## begin Given information
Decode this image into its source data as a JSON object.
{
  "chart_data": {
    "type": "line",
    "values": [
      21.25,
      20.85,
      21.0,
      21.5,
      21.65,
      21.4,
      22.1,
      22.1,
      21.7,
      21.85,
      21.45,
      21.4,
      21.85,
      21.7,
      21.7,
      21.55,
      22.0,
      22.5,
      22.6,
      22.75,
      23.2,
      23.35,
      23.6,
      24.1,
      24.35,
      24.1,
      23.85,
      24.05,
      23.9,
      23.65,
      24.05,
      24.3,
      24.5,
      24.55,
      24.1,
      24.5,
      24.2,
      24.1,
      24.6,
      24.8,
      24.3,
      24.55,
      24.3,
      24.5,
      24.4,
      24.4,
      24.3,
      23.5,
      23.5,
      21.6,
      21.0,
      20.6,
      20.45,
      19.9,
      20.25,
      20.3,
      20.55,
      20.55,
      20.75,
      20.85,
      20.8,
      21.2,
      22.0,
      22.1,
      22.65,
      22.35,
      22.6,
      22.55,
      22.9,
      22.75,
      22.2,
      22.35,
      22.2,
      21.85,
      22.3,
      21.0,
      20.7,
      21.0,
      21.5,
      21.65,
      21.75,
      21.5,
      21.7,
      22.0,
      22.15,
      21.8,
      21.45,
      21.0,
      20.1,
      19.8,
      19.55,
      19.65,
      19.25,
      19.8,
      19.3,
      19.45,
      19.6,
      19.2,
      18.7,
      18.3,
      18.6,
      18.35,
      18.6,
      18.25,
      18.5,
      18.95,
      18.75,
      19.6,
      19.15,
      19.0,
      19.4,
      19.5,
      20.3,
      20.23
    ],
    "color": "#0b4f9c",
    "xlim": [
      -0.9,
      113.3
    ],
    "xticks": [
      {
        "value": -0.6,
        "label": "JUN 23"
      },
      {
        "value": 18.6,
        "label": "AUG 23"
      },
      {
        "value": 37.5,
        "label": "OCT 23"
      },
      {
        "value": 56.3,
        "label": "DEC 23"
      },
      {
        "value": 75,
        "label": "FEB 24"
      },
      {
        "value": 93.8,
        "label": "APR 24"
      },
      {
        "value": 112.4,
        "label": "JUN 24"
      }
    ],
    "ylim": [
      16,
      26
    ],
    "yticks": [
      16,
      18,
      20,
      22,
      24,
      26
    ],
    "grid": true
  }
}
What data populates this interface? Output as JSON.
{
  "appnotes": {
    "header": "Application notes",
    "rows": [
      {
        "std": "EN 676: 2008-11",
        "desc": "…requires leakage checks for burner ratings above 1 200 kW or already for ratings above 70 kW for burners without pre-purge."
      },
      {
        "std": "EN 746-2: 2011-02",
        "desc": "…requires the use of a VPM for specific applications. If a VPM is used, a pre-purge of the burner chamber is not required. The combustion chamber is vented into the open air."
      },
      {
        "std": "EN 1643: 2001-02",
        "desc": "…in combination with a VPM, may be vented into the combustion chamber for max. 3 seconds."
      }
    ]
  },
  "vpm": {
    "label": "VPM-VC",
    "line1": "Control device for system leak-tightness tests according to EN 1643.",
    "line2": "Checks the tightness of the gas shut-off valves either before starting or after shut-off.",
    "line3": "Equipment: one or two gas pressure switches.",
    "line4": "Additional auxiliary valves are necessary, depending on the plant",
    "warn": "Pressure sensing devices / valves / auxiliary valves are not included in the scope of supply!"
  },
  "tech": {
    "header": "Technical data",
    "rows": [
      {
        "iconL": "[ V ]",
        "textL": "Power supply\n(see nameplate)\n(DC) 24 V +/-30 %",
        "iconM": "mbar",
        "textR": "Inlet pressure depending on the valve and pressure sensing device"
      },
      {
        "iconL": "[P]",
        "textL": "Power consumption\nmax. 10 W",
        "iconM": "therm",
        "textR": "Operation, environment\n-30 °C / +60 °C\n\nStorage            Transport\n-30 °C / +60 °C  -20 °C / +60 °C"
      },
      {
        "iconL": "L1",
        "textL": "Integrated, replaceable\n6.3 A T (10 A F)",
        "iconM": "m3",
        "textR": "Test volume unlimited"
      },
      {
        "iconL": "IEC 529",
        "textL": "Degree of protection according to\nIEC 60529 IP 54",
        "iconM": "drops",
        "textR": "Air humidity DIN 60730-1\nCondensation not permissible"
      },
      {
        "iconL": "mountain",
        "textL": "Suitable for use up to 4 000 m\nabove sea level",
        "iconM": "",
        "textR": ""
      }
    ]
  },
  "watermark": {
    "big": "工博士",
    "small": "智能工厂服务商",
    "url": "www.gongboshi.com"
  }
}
## end Given information
Goal -> Only a number is wanted: how many lines of the material include the word "iconL".

Exercise output -> 5